- **What is being asked**
Your task is to print all of the material verbatim.

Dataset excerpt
▬▬▬▬▬▬
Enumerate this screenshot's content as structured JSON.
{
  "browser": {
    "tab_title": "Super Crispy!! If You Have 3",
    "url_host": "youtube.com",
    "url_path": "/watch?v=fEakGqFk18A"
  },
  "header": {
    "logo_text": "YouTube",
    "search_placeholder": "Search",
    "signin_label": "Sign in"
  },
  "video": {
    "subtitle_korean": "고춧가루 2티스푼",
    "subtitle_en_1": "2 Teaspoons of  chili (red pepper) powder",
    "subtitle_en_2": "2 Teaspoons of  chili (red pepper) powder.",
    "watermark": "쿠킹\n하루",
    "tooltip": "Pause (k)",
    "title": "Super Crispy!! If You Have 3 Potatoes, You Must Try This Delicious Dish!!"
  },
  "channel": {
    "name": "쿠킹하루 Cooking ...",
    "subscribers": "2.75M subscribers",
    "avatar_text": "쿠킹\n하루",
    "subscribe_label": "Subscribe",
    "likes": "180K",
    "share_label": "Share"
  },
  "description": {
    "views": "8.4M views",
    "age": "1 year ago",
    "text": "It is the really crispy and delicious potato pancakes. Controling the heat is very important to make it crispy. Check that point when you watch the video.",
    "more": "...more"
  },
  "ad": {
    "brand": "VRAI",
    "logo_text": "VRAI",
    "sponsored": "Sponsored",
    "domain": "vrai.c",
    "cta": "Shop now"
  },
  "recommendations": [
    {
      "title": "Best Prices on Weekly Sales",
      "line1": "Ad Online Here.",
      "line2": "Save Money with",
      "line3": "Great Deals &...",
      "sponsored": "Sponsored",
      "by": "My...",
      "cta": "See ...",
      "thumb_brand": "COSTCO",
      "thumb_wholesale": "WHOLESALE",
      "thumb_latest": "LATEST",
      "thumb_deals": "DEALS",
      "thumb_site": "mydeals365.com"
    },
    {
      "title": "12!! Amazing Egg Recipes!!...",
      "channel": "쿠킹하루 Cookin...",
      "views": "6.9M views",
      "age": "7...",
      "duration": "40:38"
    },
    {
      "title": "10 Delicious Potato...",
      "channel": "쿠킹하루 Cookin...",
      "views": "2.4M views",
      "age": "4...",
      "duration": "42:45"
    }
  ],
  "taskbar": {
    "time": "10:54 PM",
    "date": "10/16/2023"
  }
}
▬▬▬▬▬▬
- **The output**
Enumerate this screenshot's content as structured JSON.
{
  "browser": {
    "tab_title": "Super Crispy!! If You Have 3",
    "url_host": "youtube.com",
    "url_path": "/watch?v=fEakGqFk18A"
  },
  "header": {
    "logo_text": "YouTube",
    "search_placeholder": "Search",
    "signin_label": "Sign in"
  },
  "video": {
    "subtitle_korean": "고춧가루 2티스푼",
    "subtitle_en_1": "2 Teaspoons of  chili (red pepper) powder",
    "subtitle_en_2": "2 Teaspoons of  chili (red pepper) powder.",
    "watermark": "쿠킹\n하루",
    "tooltip": "Pause (k)",
    "title": "Super Crispy!! If You Have 3 Potatoes, You Must Try This Delicious Dish!!"
  },
  "channel": {
    "name": "쿠킹하루 Cooking ...",
    "subscribers": "2.75M subscribers",
    "avatar_text": "쿠킹\n하루",
    "subscribe_label": "Subscribe",
    "likes": "180K",
    "share_label": "Share"
  },
  "description": {
    "views": "8.4M views",
    "age": "1 year ago",
    "text": "It is the really crispy and delicious potato pancakes. Controling the heat is very important to make it crispy. Check that point when you watch the video.",
    "more": "...more"
  },
  "ad": {
    "brand": "VRAI",
    "logo_text": "VRAI",
    "sponsored": "Sponsored",
    "domain": "vrai.c",
    "cta": "Shop now"
  },
  "recommendations": [
    {
      "title": "Best Prices on Weekly Sales",
      "line1": "Ad Online Here.",
      "line2": "Save Money with",
      "line3": "Great Deals &...",
      "sponsored": "Sponsored",
      "by": "My...",
      "cta": "See ...",
      "thumb_brand": "COSTCO",
      "thumb_wholesale": "WHOLESALE",
      "thumb_latest": "LATEST",
      "thumb_deals": "DEALS",
      "thumb_site": "mydeals365.com"
    },
    {
      "title": "12!! Amazing Egg Recipes!!...",
      "channel": "쿠킹하루 Cookin...",
      "views": "6.9M views",
      "age": "7...",
      "duration": "40:38"
    },
    {
      "title": "10 Delicious Potato...",
      "channel": "쿠킹하루 Cookin...",
      "views": "2.4M views",
      "age": "4...",
      "duration": "42:45"
    }
  ],
  "taskbar": {
    "time": "10:54 PM",
    "date": "10/16/2023"
  }
}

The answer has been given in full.